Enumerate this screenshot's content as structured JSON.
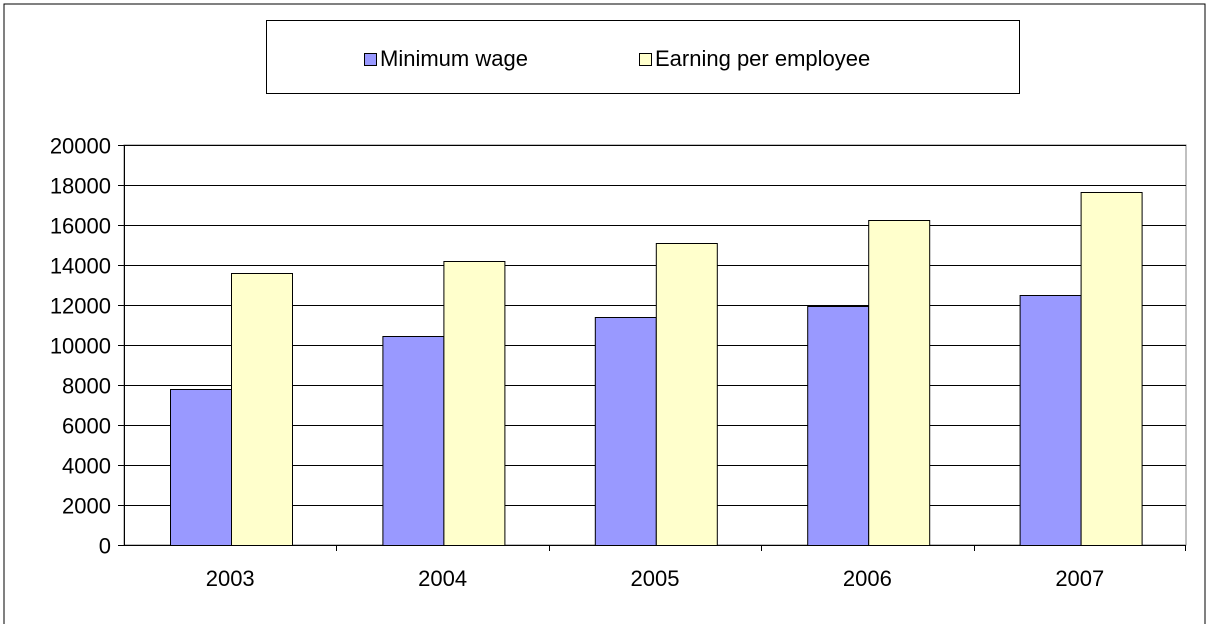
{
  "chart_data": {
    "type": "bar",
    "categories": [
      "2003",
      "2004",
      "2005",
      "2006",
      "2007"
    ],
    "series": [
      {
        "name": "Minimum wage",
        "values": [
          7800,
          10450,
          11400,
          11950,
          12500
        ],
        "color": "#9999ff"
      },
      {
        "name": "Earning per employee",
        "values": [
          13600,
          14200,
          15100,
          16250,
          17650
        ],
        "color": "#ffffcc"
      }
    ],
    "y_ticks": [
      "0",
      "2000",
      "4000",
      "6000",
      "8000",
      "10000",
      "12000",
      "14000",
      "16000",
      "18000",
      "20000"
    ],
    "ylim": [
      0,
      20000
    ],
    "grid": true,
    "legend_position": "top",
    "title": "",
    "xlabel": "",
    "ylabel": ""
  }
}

........

> EXERCISE AIM
All of the records above must be copied exactly, except for the pictures.

> RESULT OF THE TASK
Enumerate this screenshot's content as structured JSON.
{
  "chart_data": {
    "type": "bar",
    "categories": [
      "2003",
      "2004",
      "2005",
      "2006",
      "2007"
    ],
    "series": [
      {
        "name": "Minimum wage",
        "values": [
          7800,
          10450,
          11400,
          11950,
          12500
        ],
        "color": "#9999ff"
      },
      {
        "name": "Earning per employee",
        "values": [
          13600,
          14200,
          15100,
          16250,
          17650
        ],
        "color": "#ffffcc"
      }
    ],
    "y_ticks": [
      "0",
      "2000",
      "4000",
      "6000",
      "8000",
      "10000",
      "12000",
      "14000",
      "16000",
      "18000",
      "20000"
    ],
    "ylim": [
      0,
      20000
    ],
    "grid": true,
    "legend_position": "top",
    "title": "",
    "xlabel": "",
    "ylabel": ""
  }
}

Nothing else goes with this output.